(REQUEST)
Gather from the listing below each line that includes the word "公司正常工作秩序制度书", and copy it.

§

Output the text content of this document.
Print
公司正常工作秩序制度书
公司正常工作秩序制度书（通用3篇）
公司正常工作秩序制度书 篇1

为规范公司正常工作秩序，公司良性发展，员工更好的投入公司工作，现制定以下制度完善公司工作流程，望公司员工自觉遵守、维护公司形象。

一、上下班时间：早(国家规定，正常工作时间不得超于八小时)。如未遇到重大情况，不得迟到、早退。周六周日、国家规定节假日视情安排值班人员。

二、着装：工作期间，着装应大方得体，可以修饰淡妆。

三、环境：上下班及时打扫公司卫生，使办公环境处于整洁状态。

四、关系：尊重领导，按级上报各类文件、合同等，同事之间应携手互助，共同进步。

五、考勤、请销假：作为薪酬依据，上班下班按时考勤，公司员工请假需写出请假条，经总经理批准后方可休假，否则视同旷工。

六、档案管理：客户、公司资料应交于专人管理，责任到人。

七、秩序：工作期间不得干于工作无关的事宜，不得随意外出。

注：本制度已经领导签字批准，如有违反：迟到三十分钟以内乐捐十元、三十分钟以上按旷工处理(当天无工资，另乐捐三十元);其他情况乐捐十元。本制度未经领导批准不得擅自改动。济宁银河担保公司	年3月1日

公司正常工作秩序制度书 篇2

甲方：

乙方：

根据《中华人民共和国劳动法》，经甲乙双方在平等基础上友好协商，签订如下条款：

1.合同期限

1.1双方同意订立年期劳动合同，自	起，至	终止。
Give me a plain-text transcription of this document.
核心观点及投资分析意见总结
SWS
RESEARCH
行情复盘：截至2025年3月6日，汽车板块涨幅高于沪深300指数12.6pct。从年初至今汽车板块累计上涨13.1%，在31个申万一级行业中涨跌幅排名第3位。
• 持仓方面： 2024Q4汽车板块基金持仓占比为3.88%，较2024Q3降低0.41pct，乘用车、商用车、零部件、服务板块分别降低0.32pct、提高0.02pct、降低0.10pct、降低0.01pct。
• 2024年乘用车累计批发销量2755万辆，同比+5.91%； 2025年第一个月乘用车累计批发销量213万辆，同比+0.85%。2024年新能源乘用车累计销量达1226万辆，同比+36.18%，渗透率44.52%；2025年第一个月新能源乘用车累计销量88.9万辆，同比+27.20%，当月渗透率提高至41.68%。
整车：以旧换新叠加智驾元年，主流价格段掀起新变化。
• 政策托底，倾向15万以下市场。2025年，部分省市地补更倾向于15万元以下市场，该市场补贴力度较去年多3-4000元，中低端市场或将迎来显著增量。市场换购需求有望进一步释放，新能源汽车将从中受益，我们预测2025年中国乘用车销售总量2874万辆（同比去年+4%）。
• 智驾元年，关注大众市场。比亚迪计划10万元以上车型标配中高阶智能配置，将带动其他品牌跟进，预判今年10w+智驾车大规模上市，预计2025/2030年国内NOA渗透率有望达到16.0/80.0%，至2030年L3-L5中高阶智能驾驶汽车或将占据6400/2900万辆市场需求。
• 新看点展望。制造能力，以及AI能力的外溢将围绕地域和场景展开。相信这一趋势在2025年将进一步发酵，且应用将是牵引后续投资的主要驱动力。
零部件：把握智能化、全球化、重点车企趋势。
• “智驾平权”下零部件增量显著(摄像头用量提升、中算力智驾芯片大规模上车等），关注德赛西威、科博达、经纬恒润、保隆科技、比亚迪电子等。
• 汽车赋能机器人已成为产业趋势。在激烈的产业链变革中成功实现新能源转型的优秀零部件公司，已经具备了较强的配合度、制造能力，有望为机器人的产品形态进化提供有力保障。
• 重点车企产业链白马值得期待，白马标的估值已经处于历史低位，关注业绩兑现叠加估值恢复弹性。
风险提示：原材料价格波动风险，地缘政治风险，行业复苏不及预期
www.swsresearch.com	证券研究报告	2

§

(RESPONSE BELOW)
公司正常工作秩序制度书
公司正常工作秩序制度书（通用3篇）
公司正常工作秩序制度书 篇1
公司正常工作秩序制度书 篇2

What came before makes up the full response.